- GIVEN EXERCISE
Here are some records; quote them exactly, leaving out the pictures.

- EXCERPTED DATA
..............................
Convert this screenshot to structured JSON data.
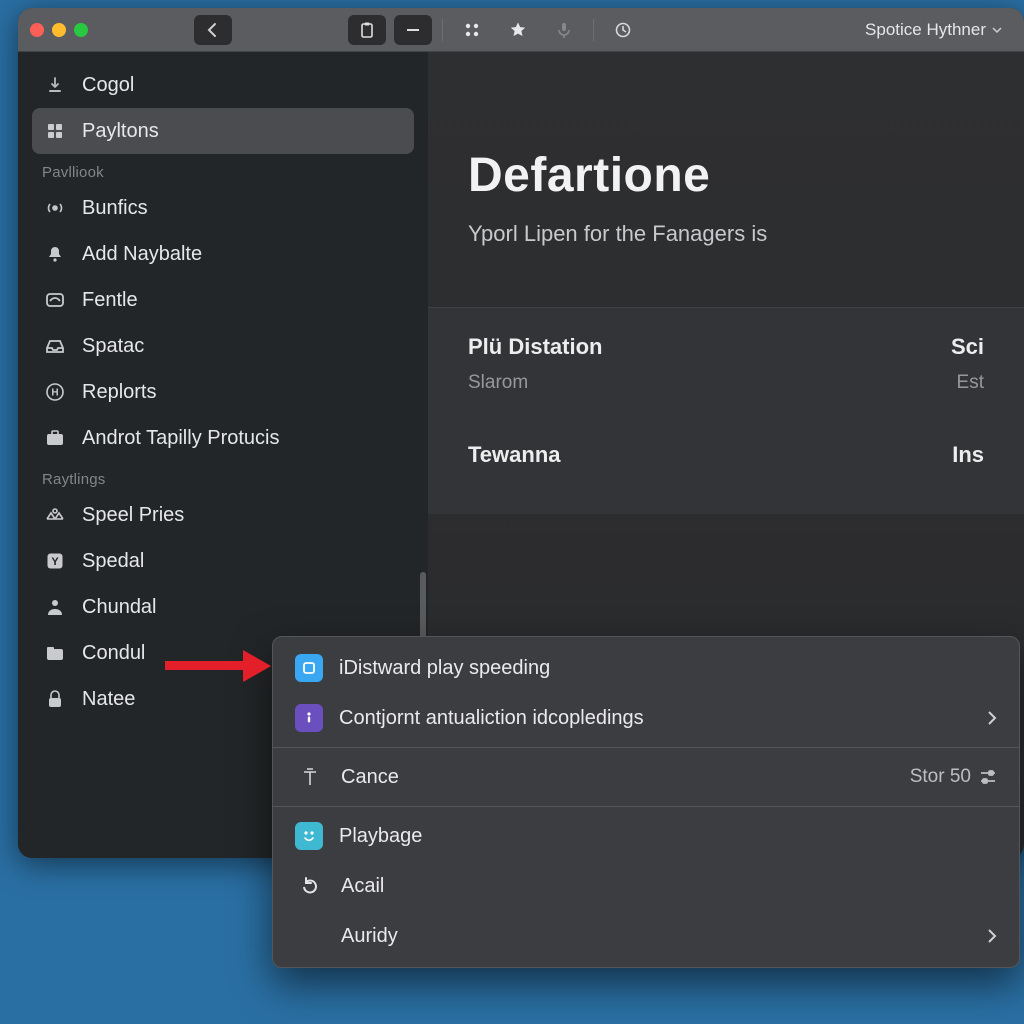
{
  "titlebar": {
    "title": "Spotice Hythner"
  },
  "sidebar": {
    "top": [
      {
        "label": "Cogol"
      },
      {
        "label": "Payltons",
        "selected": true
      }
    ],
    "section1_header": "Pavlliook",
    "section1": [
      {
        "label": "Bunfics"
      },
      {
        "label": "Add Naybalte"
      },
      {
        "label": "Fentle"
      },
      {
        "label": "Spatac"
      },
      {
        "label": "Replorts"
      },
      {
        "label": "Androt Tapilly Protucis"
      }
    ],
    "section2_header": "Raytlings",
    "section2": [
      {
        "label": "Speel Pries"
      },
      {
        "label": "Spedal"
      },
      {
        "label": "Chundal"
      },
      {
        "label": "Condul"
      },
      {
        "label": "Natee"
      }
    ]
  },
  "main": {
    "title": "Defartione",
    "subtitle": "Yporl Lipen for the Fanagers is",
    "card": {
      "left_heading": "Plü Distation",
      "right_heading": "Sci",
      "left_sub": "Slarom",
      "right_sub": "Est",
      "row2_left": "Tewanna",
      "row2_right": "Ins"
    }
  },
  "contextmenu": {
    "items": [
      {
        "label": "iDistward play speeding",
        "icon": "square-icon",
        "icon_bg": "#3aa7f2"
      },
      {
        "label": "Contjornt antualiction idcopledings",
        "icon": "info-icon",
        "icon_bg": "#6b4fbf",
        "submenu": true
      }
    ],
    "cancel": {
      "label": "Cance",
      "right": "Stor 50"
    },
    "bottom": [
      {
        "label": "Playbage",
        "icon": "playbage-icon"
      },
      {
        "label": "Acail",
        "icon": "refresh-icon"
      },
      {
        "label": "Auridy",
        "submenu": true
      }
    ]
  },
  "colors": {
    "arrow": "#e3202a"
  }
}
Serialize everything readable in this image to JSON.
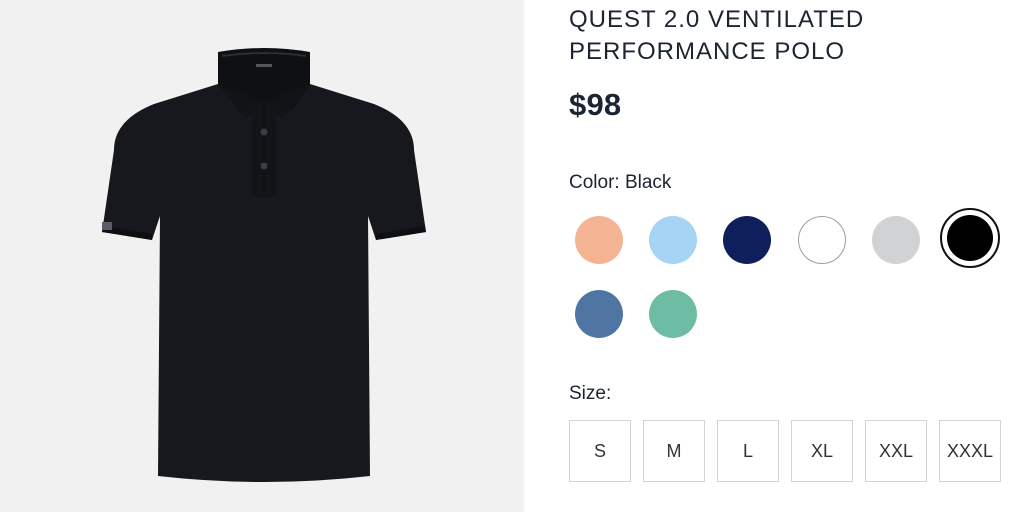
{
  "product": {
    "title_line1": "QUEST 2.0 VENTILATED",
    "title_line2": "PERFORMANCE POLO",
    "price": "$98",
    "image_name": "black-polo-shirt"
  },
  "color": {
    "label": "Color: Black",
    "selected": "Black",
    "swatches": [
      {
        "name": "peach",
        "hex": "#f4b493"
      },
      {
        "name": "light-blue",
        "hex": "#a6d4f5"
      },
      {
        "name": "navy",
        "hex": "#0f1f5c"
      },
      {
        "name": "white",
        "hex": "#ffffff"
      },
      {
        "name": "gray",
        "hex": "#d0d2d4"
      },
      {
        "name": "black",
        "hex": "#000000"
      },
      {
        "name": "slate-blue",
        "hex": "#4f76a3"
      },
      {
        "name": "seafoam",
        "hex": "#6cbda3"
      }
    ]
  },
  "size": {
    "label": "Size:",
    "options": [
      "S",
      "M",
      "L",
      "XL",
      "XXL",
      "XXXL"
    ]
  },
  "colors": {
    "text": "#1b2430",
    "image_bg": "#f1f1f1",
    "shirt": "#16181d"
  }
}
..............................
- WORKED ANSWER
Convert this screenshot to structured JSON data.
{
  "titlebar": {
    "title": "Spotice Hythner"
  },
  "sidebar": {
    "top": [
      {
        "label": "Cogol"
      },
      {
        "label": "Payltons",
        "selected": true
      }
    ],
    "section1_header": "Pavlliook",
    "section1": [
      {
        "label": "Bunfics"
      },
      {
        "label": "Add Naybalte"
      },
      {
        "label": "Fentle"
      },
      {
        "label": "Spatac"
      },
      {
        "label": "Replorts"
      },
      {
        "label": "Androt Tapilly Protucis"
      }
    ],
    "section2_header": "Raytlings",
    "section2": [
      {
        "label": "Speel Pries"
      },
      {
        "label": "Spedal"
      },
      {
        "label": "Chundal"
      },
      {
        "label": "Condul"
      },
      {
        "label": "Natee"
      }
    ]
  },
  "main": {
    "title": "Defartione",
    "subtitle": "Yporl Lipen for the Fanagers is",
    "card": {
      "left_heading": "Plü Distation",
      "right_heading": "Sci",
      "left_sub": "Slarom",
      "right_sub": "Est",
      "row2_left": "Tewanna",
      "row2_right": "Ins"
    }
  },
  "contextmenu": {
    "items": [
      {
        "label": "iDistward play speeding",
        "icon": "square-icon",
        "icon_bg": "#3aa7f2"
      },
      {
        "label": "Contjornt antualiction idcopledings",
        "icon": "info-icon",
        "icon_bg": "#6b4fbf",
        "submenu": true
      }
    ],
    "cancel": {
      "label": "Cance",
      "right": "Stor 50"
    },
    "bottom": [
      {
        "label": "Playbage",
        "icon": "playbage-icon"
      },
      {
        "label": "Acail",
        "icon": "refresh-icon"
      },
      {
        "label": "Auridy",
        "submenu": true
      }
    ]
  },
  "colors": {
    "arrow": "#e3202a"
  }
}
Serialize everything readable in this image to JSON.
{
  "product": {
    "title_line1": "QUEST 2.0 VENTILATED",
    "title_line2": "PERFORMANCE POLO",
    "price": "$98",
    "image_name": "black-polo-shirt"
  },
  "color": {
    "label": "Color: Black",
    "selected": "Black",
    "swatches": [
      {
        "name": "peach",
        "hex": "#f4b493"
      },
      {
        "name": "light-blue",
        "hex": "#a6d4f5"
      },
      {
        "name": "navy",
        "hex": "#0f1f5c"
      },
      {
        "name": "white",
        "hex": "#ffffff"
      },
      {
        "name": "gray",
        "hex": "#d0d2d4"
      },
      {
        "name": "black",
        "hex": "#000000"
      },
      {
        "name": "slate-blue",
        "hex": "#4f76a3"
      },
      {
        "name": "seafoam",
        "hex": "#6cbda3"
      }
    ]
  },
  "size": {
    "label": "Size:",
    "options": [
      "S",
      "M",
      "L",
      "XL",
      "XXL",
      "XXXL"
    ]
  },
  "colors": {
    "text": "#1b2430",
    "image_bg": "#f1f1f1",
    "shirt": "#16181d"
  }
}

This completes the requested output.